Task directions
Leave out the pictures and copy each record below exactly.

Figure collection entries:
● ● ● ●

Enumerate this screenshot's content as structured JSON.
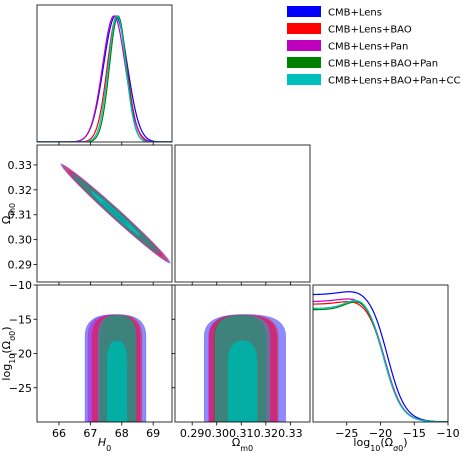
{
  "chart_data": {
    "type": "corner",
    "series": [
      {
        "name": "CMB+Lens",
        "color": "#0000ff",
        "H0_mean": 67.8,
        "H0_sd": 0.38,
        "Om_mean": 0.3115,
        "Om_sd": 0.0065,
        "logOs_plateau": 0.93
      },
      {
        "name": "CMB+Lens+BAO",
        "color": "#ff0000",
        "H0_mean": 67.85,
        "H0_sd": 0.31,
        "Om_mean": 0.311,
        "Om_sd": 0.0055,
        "logOs_plateau": 0.86
      },
      {
        "name": "CMB+Lens+Pan",
        "color": "#bf00bf",
        "H0_mean": 67.75,
        "H0_sd": 0.36,
        "Om_mean": 0.3105,
        "Om_sd": 0.006,
        "logOs_plateau": 0.88
      },
      {
        "name": "CMB+Lens+BAO+Pan",
        "color": "#008000",
        "H0_mean": 67.88,
        "H0_sd": 0.27,
        "Om_mean": 0.3095,
        "Om_sd": 0.005,
        "logOs_plateau": 0.82
      },
      {
        "name": "CMB+Lens+BAO+Pan+CC",
        "color": "#00bfbf",
        "H0_mean": 67.85,
        "H0_sd": 0.28,
        "Om_mean": 0.3105,
        "Om_sd": 0.0052,
        "logOs_plateau": 0.83
      }
    ],
    "params": [
      "H0",
      "Om0",
      "log10Os0"
    ],
    "axes": {
      "H0": {
        "label": "H_0",
        "range": [
          65.3,
          69.6
        ],
        "ticks": [
          66,
          67,
          68,
          69
        ]
      },
      "Om0": {
        "label": "Ω_m0",
        "range": [
          0.283,
          0.338
        ],
        "ticks": [
          0.29,
          0.3,
          0.31,
          0.32,
          0.33
        ]
      },
      "log10Os0": {
        "label": "log_10(Ω_σ0)",
        "range": [
          -30,
          -10
        ],
        "ticks": [
          -25,
          -20,
          -15,
          -10
        ]
      }
    },
    "grid": false,
    "legend_position": "top-right",
    "contour_levels": [
      "68%",
      "95%"
    ]
  }
}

● ● ● ●

Response below
Enumerate this screenshot's content as structured JSON.
{
  "chart_data": {
    "type": "corner",
    "series": [
      {
        "name": "CMB+Lens",
        "color": "#0000ff",
        "H0_mean": 67.8,
        "H0_sd": 0.38,
        "Om_mean": 0.3115,
        "Om_sd": 0.0065,
        "logOs_plateau": 0.93
      },
      {
        "name": "CMB+Lens+BAO",
        "color": "#ff0000",
        "H0_mean": 67.85,
        "H0_sd": 0.31,
        "Om_mean": 0.311,
        "Om_sd": 0.0055,
        "logOs_plateau": 0.86
      },
      {
        "name": "CMB+Lens+Pan",
        "color": "#bf00bf",
        "H0_mean": 67.75,
        "H0_sd": 0.36,
        "Om_mean": 0.3105,
        "Om_sd": 0.006,
        "logOs_plateau": 0.88
      },
      {
        "name": "CMB+Lens+BAO+Pan",
        "color": "#008000",
        "H0_mean": 67.88,
        "H0_sd": 0.27,
        "Om_mean": 0.3095,
        "Om_sd": 0.005,
        "logOs_plateau": 0.82
      },
      {
        "name": "CMB+Lens+BAO+Pan+CC",
        "color": "#00bfbf",
        "H0_mean": 67.85,
        "H0_sd": 0.28,
        "Om_mean": 0.3105,
        "Om_sd": 0.0052,
        "logOs_plateau": 0.83
      }
    ],
    "params": [
      "H0",
      "Om0",
      "log10Os0"
    ],
    "axes": {
      "H0": {
        "label": "H_0",
        "range": [
          65.3,
          69.6
        ],
        "ticks": [
          66,
          67,
          68,
          69
        ]
      },
      "Om0": {
        "label": "Ω_m0",
        "range": [
          0.283,
          0.338
        ],
        "ticks": [
          0.29,
          0.3,
          0.31,
          0.32,
          0.33
        ]
      },
      "log10Os0": {
        "label": "log_10(Ω_σ0)",
        "range": [
          -30,
          -10
        ],
        "ticks": [
          -25,
          -20,
          -15,
          -10
        ]
      }
    },
    "grid": false,
    "legend_position": "top-right",
    "contour_levels": [
      "68%",
      "95%"
    ]
  }
}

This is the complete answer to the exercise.